### THE PROBLEM:
Lines containing the word "screenshot" are the ones to copy from the records below.

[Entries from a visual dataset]
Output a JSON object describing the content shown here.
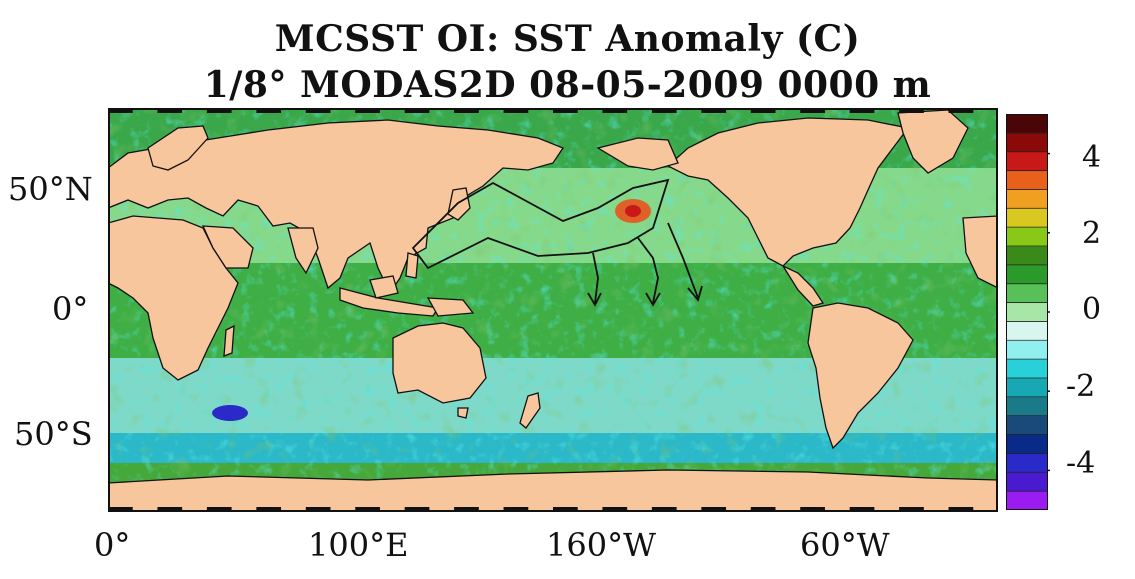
{
  "title": {
    "line1": "MCSST OI:  SST Anomaly (C)",
    "line2": "1/8° MODAS2D 08-05-2009 0000 m"
  },
  "axes": {
    "lat_labels": [
      "50°N",
      "0°",
      "50°S"
    ],
    "lon_labels": [
      "0°",
      "100°E",
      "160°W",
      "60°W"
    ]
  },
  "colorbar": {
    "tick_labels": [
      "4",
      "2",
      "0",
      "-2",
      "-4"
    ],
    "range": [
      -5,
      5
    ],
    "colors": [
      "#9a1cf0",
      "#4a1ad0",
      "#2a2ac8",
      "#0a2a8a",
      "#1a4a7a",
      "#1a7a8a",
      "#18a8b4",
      "#28d0d8",
      "#8ff0ee",
      "#d8f6ef",
      "#a8e6a8",
      "#58c058",
      "#2a9a2a",
      "#3a8a1a",
      "#8ac818",
      "#d8c820",
      "#f0a020",
      "#e8601a",
      "#c81818",
      "#8a0a0a",
      "#4a0606"
    ]
  },
  "map": {
    "projection": "equirectangular",
    "ocean_colors": {
      "warm": "#2f9e3a",
      "mid": "#9adf8f",
      "cool": "#25c8d6",
      "cold": "#1a7fa6",
      "hot": "#e0602a",
      "land": "#f7c69d"
    }
  }
}
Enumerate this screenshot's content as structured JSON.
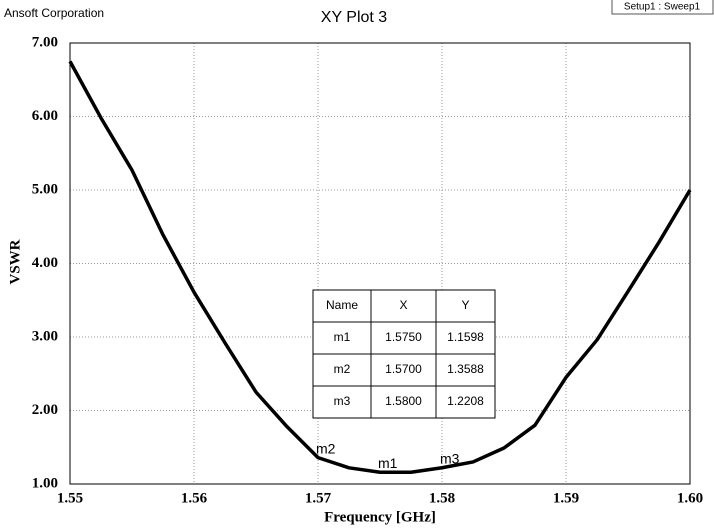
{
  "chart_data": {
    "type": "line",
    "company": "Ansoft Corporation",
    "title": "XY Plot 3",
    "xlabel": "Frequency [GHz]",
    "ylabel": "VSWR",
    "legend": "top-right",
    "grid": true,
    "x": [
      1.55,
      1.5525,
      1.555,
      1.5575,
      1.56,
      1.5625,
      1.565,
      1.5675,
      1.57,
      1.5725,
      1.575,
      1.5775,
      1.58,
      1.5825,
      1.585,
      1.5875,
      1.59,
      1.5925,
      1.595,
      1.5975,
      1.6
    ],
    "series": [
      {
        "name": "Setup1 : Sweep1",
        "color": "#000000",
        "values": [
          6.75,
          5.98,
          5.27,
          4.39,
          3.61,
          2.92,
          2.25,
          1.78,
          1.3588,
          1.22,
          1.1598,
          1.16,
          1.2208,
          1.3,
          1.49,
          1.8,
          2.45,
          2.96,
          3.62,
          4.29,
          5.0
        ]
      }
    ],
    "markers": [
      {
        "name": "m1",
        "x": 1.575,
        "y": 1.1598
      },
      {
        "name": "m2",
        "x": 1.57,
        "y": 1.3588
      },
      {
        "name": "m3",
        "x": 1.58,
        "y": 1.2208
      }
    ],
    "marker_table": {
      "columns": [
        "Name",
        "X",
        "Y"
      ],
      "rows": [
        [
          "m1",
          "1.5750",
          "1.1598"
        ],
        [
          "m2",
          "1.5700",
          "1.3588"
        ],
        [
          "m3",
          "1.5800",
          "1.2208"
        ]
      ]
    },
    "xlim": [
      1.55,
      1.6
    ],
    "xticks": [
      1.55,
      1.56,
      1.57,
      1.58,
      1.59,
      {
        "value": 1.6,
        "label": "1.60"
      }
    ],
    "ylim": [
      1,
      7
    ],
    "yticks": [
      {
        "value": 1,
        "label": "1.00"
      },
      {
        "value": 2,
        "label": "2.00"
      },
      {
        "value": 3,
        "label": "3.00"
      },
      {
        "value": 4,
        "label": "4.00"
      },
      {
        "value": 5,
        "label": "5.00"
      },
      {
        "value": 6,
        "label": "6.00"
      },
      {
        "value": 7,
        "label": "7.00"
      }
    ]
  }
}
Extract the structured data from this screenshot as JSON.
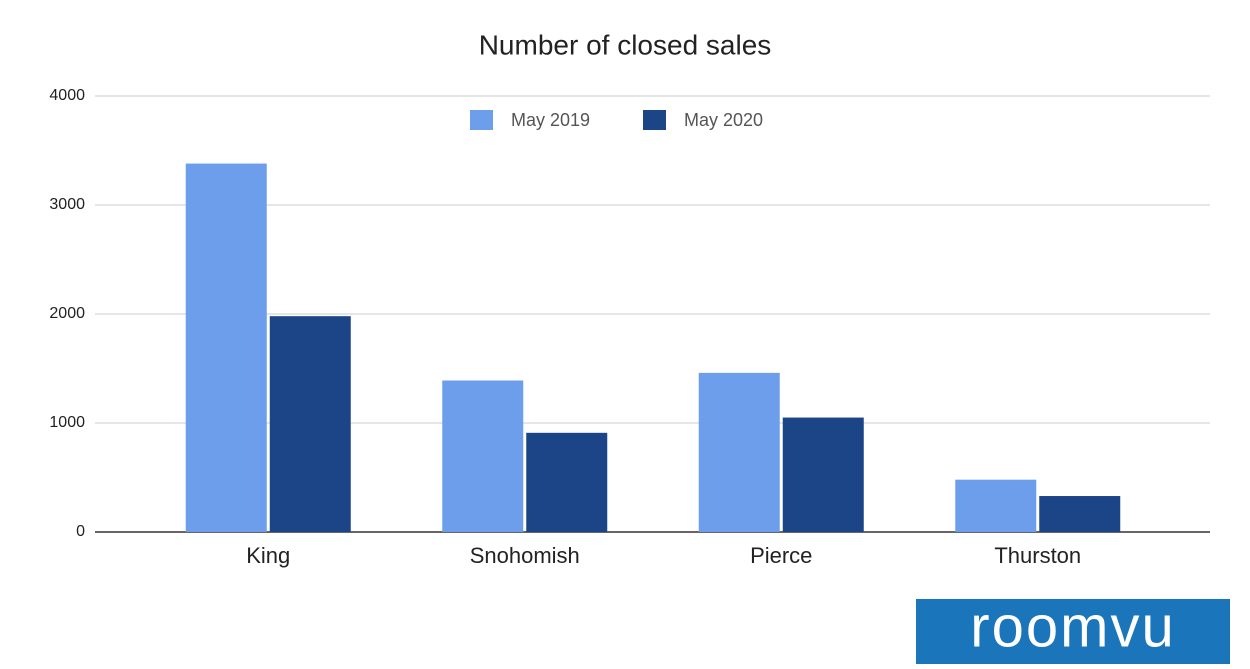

### TASK ANSWER:
Enumerate this screenshot's content as structured JSON.
Extract the structured data from this screenshot as JSON.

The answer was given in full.